**TASK GOAL:**
Set down all of the data that follows word for word, without the images.

(Data entries)
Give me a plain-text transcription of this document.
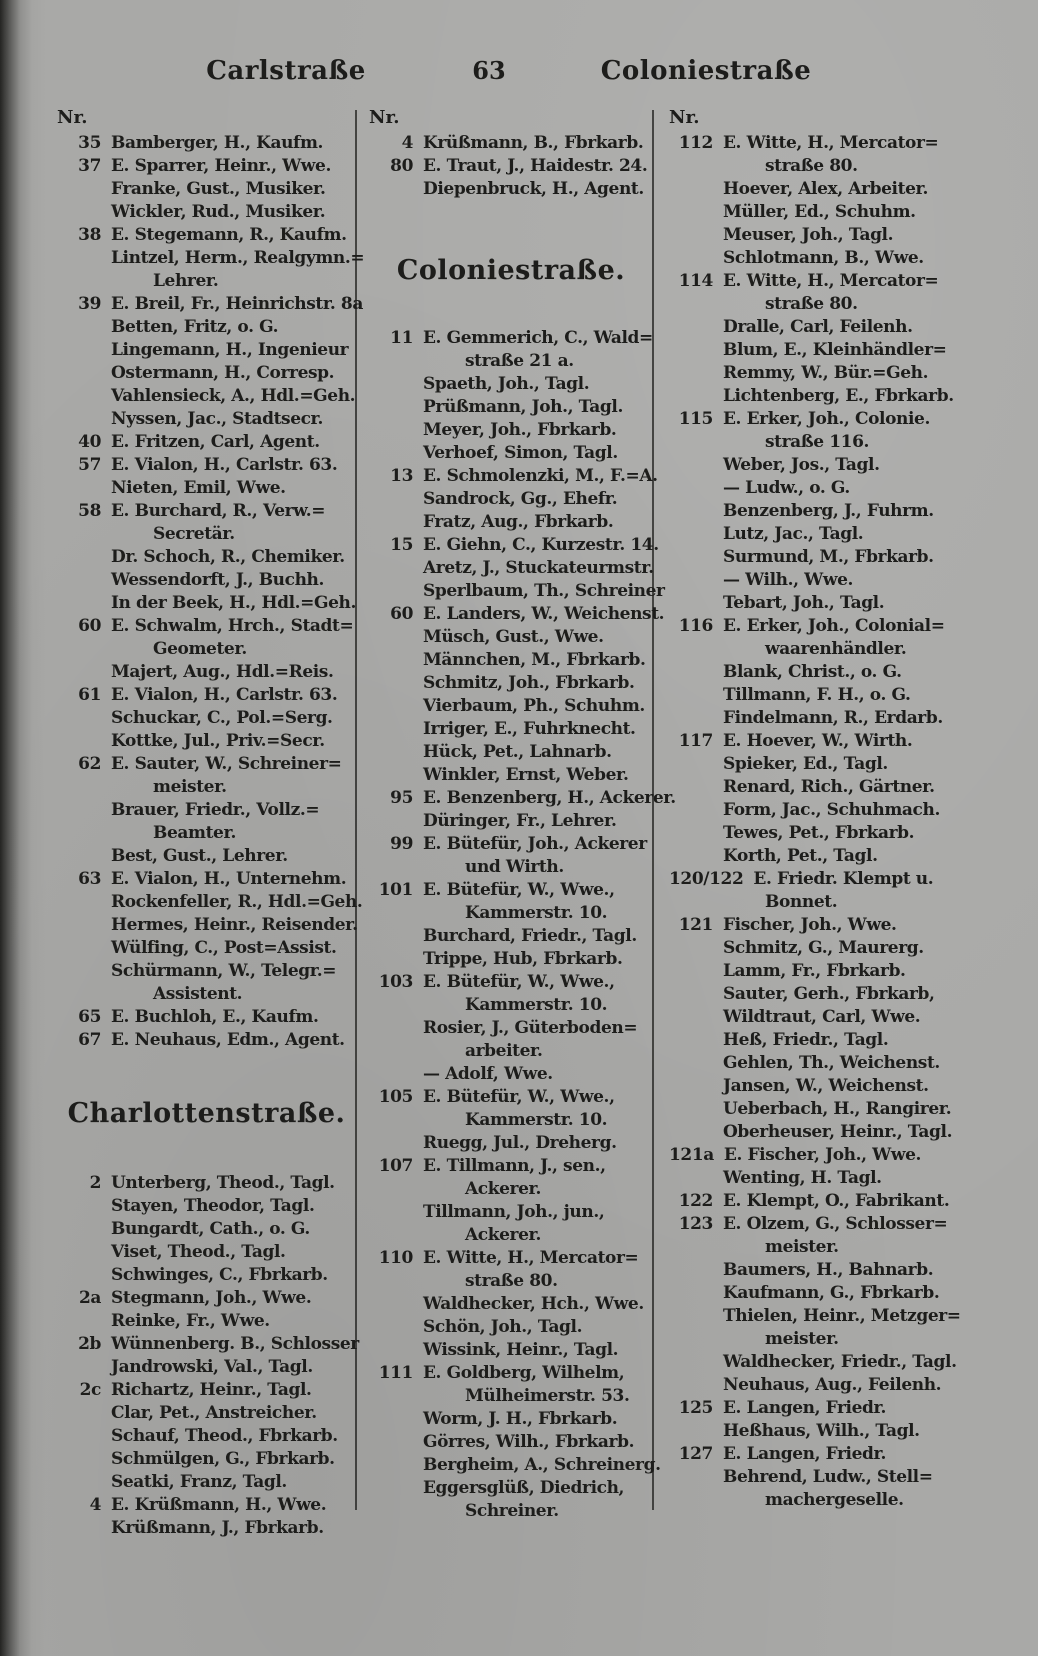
Carlstraße	63	Coloniestraße
Nr.
35 Bamberger, H., Kaufm.
37 E. Sparrer, Heinr., Wwe.
Franke, Gust., Musiker.
Wickler, Rud., Musiker.
38 E. Stegemann, R., Kaufm.
Lintzel, Herm., Realgymn.=
Lehrer.
39 E. Breil, Fr., Heinrichstr. 8a
Betten, Fritz, o. G.
Lingemann, H., Ingenieur
Ostermann, H., Corresp.
Vahlensieck, A., Hdl.=Geh.
Nyssen, Jac., Stadtsecr.
40 E. Fritzen, Carl, Agent.
57 E. Vialon, H., Carlstr. 63.
Nieten, Emil, Wwe.
58 E. Burchard, R., Verw.=
Secretär.
Dr. Schoch, R., Chemiker.
Wessendorft, J., Buchh.
In der Beek, H., Hdl.=Geh.
60 E. Schwalm, Hrch., Stadt=
Geometer.
Majert, Aug., Hdl.=Reis.
61 E. Vialon, H., Carlstr. 63.
Schuckar, C., Pol.=Serg.
Kottke, Jul., Priv.=Secr.
62 E. Sauter, W., Schreiner=
meister.
Brauer, Friedr., Vollz.=
Beamter.
Best, Gust., Lehrer.
63 E. Vialon, H., Unternehm.
Rockenfeller, R., Hdl.=Geh.
Hermes, Heinr., Reisender.
Wülfing, C., Post=Assist.
Schürmann, W., Telegr.=
Assistent.
65 E. Buchloh, E., Kaufm.
67 E. Neuhaus, Edm., Agent.
Charlottenstraße.
2 Unterberg, Theod., Tagl.
Stayen, Theodor, Tagl.
Bungardt, Cath., o. G.
Viset, Theod., Tagl.
Schwinges, C., Fbrkarb.
2a Stegmann, Joh., Wwe.
Reinke, Fr., Wwe.
2b Wünnenberg. B., Schlosser
Jandrowski, Val., Tagl.
2c Richartz, Heinr., Tagl.
Clar, Pet., Anstreicher.
Schauf, Theod., Fbrkarb.
Schmülgen, G., Fbrkarb.
Seatki, Franz, Tagl.
4 E. Krüßmann, H., Wwe.
Krüßmann, J., Fbrkarb.
Nr.
4 Krüßmann, B., Fbrkarb.
80 E. Traut, J., Haidestr. 24.
Diepenbruck, H., Agent.
Coloniestraße.
11 E. Gemmerich, C., Wald=
straße 21 a.
Spaeth, Joh., Tagl.
Prüßmann, Joh., Tagl.
Meyer, Joh., Fbrkarb.
Verhoef, Simon, Tagl.
13 E. Schmolenzki, M., F.=A.
Sandrock, Gg., Ehefr.
Fratz, Aug., Fbrkarb.
15 E. Giehn, C., Kurzestr. 14.
Aretz, J., Stuckateurmstr.
Sperlbaum, Th., Schreiner
60 E. Landers, W., Weichenst.
Müsch, Gust., Wwe.
Männchen, M., Fbrkarb.
Schmitz, Joh., Fbrkarb.
Vierbaum, Ph., Schuhm.
Irriger, E., Fuhrknecht.
Hück, Pet., Lahnarb.
Winkler, Ernst, Weber.
95 E. Benzenberg, H., Ackerer.
Düringer, Fr., Lehrer.
99 E. Bütefür, Joh., Ackerer
und Wirth.
101 E. Bütefür, W., Wwe.,
Kammerstr. 10.
Burchard, Friedr., Tagl.
Trippe, Hub, Fbrkarb.
103 E. Bütefür, W., Wwe.,
Kammerstr. 10.
Rosier, J., Güterboden=
arbeiter.
— Adolf, Wwe.
105 E. Bütefür, W., Wwe.,
Kammerstr. 10.
Ruegg, Jul., Dreherg.
107 E. Tillmann, J., sen.,
Ackerer.
Tillmann, Joh., jun.,
Ackerer.
110 E. Witte, H., Mercator=
straße 80.
Waldhecker, Hch., Wwe.
Schön, Joh., Tagl.
Wissink, Heinr., Tagl.
111 E. Goldberg, Wilhelm,
Mülheimerstr. 53.
Worm, J. H., Fbrkarb.
Görres, Wilh., Fbrkarb.
Bergheim, A., Schreinerg.
Eggersglüß, Diedrich,
Schreiner.
Nr.
112 E. Witte, H., Mercator=
straße 80.
Hoever, Alex, Arbeiter.
Müller, Ed., Schuhm.
Meuser, Joh., Tagl.
Schlotmann, B., Wwe.
114 E. Witte, H., Mercator=
straße 80.
Dralle, Carl, Feilenh.
Blum, E., Kleinhändler=
Remmy, W., Bür.=Geh.
Lichtenberg, E., Fbrkarb.
115 E. Erker, Joh., Colonie.
straße 116.
Weber, Jos., Tagl.
— Ludw., o. G.
Benzenberg, J., Fuhrm.
Lutz, Jac., Tagl.
Surmund, M., Fbrkarb.
— Wilh., Wwe.
Tebart, Joh., Tagl.
116 E. Erker, Joh., Colonial=
waarenhändler.
Blank, Christ., o. G.
Tillmann, F. H., o. G.
Findelmann, R., Erdarb.
117 E. Hoever, W., Wirth.
Spieker, Ed., Tagl.
Renard, Rich., Gärtner.
Form, Jac., Schuhmach.
Tewes, Pet., Fbrkarb.
Korth, Pet., Tagl.
120/122 E. Friedr. Klempt u.
Bonnet.
121 Fischer, Joh., Wwe.
Schmitz, G., Maurerg.
Lamm, Fr., Fbrkarb.
Sauter, Gerh., Fbrkarb,
Wildtraut, Carl, Wwe.
Heß, Friedr., Tagl.
Gehlen, Th., Weichenst.
Jansen, W., Weichenst.
Ueberbach, H., Rangirer.
Oberheuser, Heinr., Tagl.
121a E. Fischer, Joh., Wwe.
Wenting, H. Tagl.
122 E. Klempt, O., Fabrikant.
123 E. Olzem, G., Schlosser=
meister.
Baumers, H., Bahnarb.
Kaufmann, G., Fbrkarb.
Thielen, Heinr., Metzger=
meister.
Waldhecker, Friedr., Tagl.
Neuhaus, Aug., Feilenh.
125 E. Langen, Friedr.
Heßhaus, Wilh., Tagl.
127 E. Langen, Friedr.
Behrend, Ludw., Stell=
machergeselle.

**SOLUTION TO THIS EXERCISE:**
Give me a plain-text transcription of this document.
Carlstraße	63	Coloniestraße
Nr.
35 Bamberger, H., Kaufm.
37 E. Sparrer, Heinr., Wwe.
Franke, Gust., Musiker.
Wickler, Rud., Musiker.
38 E. Stegemann, R., Kaufm.
Lintzel, Herm., Realgymn.=
Lehrer.
39 E. Breil, Fr., Heinrichstr. 8a
Betten, Fritz, o. G.
Lingemann, H., Ingenieur
Ostermann, H., Corresp.
Vahlensieck, A., Hdl.=Geh.
Nyssen, Jac., Stadtsecr.
40 E. Fritzen, Carl, Agent.
57 E. Vialon, H., Carlstr. 63.
Nieten, Emil, Wwe.
58 E. Burchard, R., Verw.=
Secretär.
Dr. Schoch, R., Chemiker.
Wessendorft, J., Buchh.
In der Beek, H., Hdl.=Geh.
60 E. Schwalm, Hrch., Stadt=
Geometer.
Majert, Aug., Hdl.=Reis.
61 E. Vialon, H., Carlstr. 63.
Schuckar, C., Pol.=Serg.
Kottke, Jul., Priv.=Secr.
62 E. Sauter, W., Schreiner=
meister.
Brauer, Friedr., Vollz.=
Beamter.
Best, Gust., Lehrer.
63 E. Vialon, H., Unternehm.
Rockenfeller, R., Hdl.=Geh.
Hermes, Heinr., Reisender.
Wülfing, C., Post=Assist.
Schürmann, W., Telegr.=
Assistent.
65 E. Buchloh, E., Kaufm.
67 E. Neuhaus, Edm., Agent.
Charlottenstraße.
2 Unterberg, Theod., Tagl.
Stayen, Theodor, Tagl.
Bungardt, Cath., o. G.
Viset, Theod., Tagl.
Schwinges, C., Fbrkarb.
2a Stegmann, Joh., Wwe.
Reinke, Fr., Wwe.
2b Wünnenberg. B., Schlosser
Jandrowski, Val., Tagl.
2c Richartz, Heinr., Tagl.
Clar, Pet., Anstreicher.
Schauf, Theod., Fbrkarb.
Schmülgen, G., Fbrkarb.
Seatki, Franz, Tagl.
4 E. Krüßmann, H., Wwe.
Krüßmann, J., Fbrkarb.
Nr.
4 Krüßmann, B., Fbrkarb.
80 E. Traut, J., Haidestr. 24.
Diepenbruck, H., Agent.
Coloniestraße.
11 E. Gemmerich, C., Wald=
straße 21 a.
Spaeth, Joh., Tagl.
Prüßmann, Joh., Tagl.
Meyer, Joh., Fbrkarb.
Verhoef, Simon, Tagl.
13 E. Schmolenzki, M., F.=A.
Sandrock, Gg., Ehefr.
Fratz, Aug., Fbrkarb.
15 E. Giehn, C., Kurzestr. 14.
Aretz, J., Stuckateurmstr.
Sperlbaum, Th., Schreiner
60 E. Landers, W., Weichenst.
Müsch, Gust., Wwe.
Männchen, M., Fbrkarb.
Schmitz, Joh., Fbrkarb.
Vierbaum, Ph., Schuhm.
Irriger, E., Fuhrknecht.
Hück, Pet., Lahnarb.
Winkler, Ernst, Weber.
95 E. Benzenberg, H., Ackerer.
Düringer, Fr., Lehrer.
99 E. Bütefür, Joh., Ackerer
und Wirth.
101 E. Bütefür, W., Wwe.,
Kammerstr. 10.
Burchard, Friedr., Tagl.
Trippe, Hub, Fbrkarb.
103 E. Bütefür, W., Wwe.,
Kammerstr. 10.
Rosier, J., Güterboden=
arbeiter.
— Adolf, Wwe.
105 E. Bütefür, W., Wwe.,
Kammerstr. 10.
Ruegg, Jul., Dreherg.
107 E. Tillmann, J., sen.,
Ackerer.
Tillmann, Joh., jun.,
Ackerer.
110 E. Witte, H., Mercator=
straße 80.
Waldhecker, Hch., Wwe.
Schön, Joh., Tagl.
Wissink, Heinr., Tagl.
111 E. Goldberg, Wilhelm,
Mülheimerstr. 53.
Worm, J. H., Fbrkarb.
Görres, Wilh., Fbrkarb.
Bergheim, A., Schreinerg.
Eggersglüß, Diedrich,
Schreiner.
Nr.
112 E. Witte, H., Mercator=
straße 80.
Hoever, Alex, Arbeiter.
Müller, Ed., Schuhm.
Meuser, Joh., Tagl.
Schlotmann, B., Wwe.
114 E. Witte, H., Mercator=
straße 80.
Dralle, Carl, Feilenh.
Blum, E., Kleinhändler=
Remmy, W., Bür.=Geh.
Lichtenberg, E., Fbrkarb.
115 E. Erker, Joh., Colonie.
straße 116.
Weber, Jos., Tagl.
— Ludw., o. G.
Benzenberg, J., Fuhrm.
Lutz, Jac., Tagl.
Surmund, M., Fbrkarb.
— Wilh., Wwe.
Tebart, Joh., Tagl.
116 E. Erker, Joh., Colonial=
waarenhändler.
Blank, Christ., o. G.
Tillmann, F. H., o. G.
Findelmann, R., Erdarb.
117 E. Hoever, W., Wirth.
Spieker, Ed., Tagl.
Renard, Rich., Gärtner.
Form, Jac., Schuhmach.
Tewes, Pet., Fbrkarb.
Korth, Pet., Tagl.
120/122 E. Friedr. Klempt u.
Bonnet.
121 Fischer, Joh., Wwe.
Schmitz, G., Maurerg.
Lamm, Fr., Fbrkarb.
Sauter, Gerh., Fbrkarb,
Wildtraut, Carl, Wwe.
Heß, Friedr., Tagl.
Gehlen, Th., Weichenst.
Jansen, W., Weichenst.
Ueberbach, H., Rangirer.
Oberheuser, Heinr., Tagl.
121a E. Fischer, Joh., Wwe.
Wenting, H. Tagl.
122 E. Klempt, O., Fabrikant.
123 E. Olzem, G., Schlosser=
meister.
Baumers, H., Bahnarb.
Kaufmann, G., Fbrkarb.
Thielen, Heinr., Metzger=
meister.
Waldhecker, Friedr., Tagl.
Neuhaus, Aug., Feilenh.
125 E. Langen, Friedr.
Heßhaus, Wilh., Tagl.
127 E. Langen, Friedr.
Behrend, Ludw., Stell=
machergeselle.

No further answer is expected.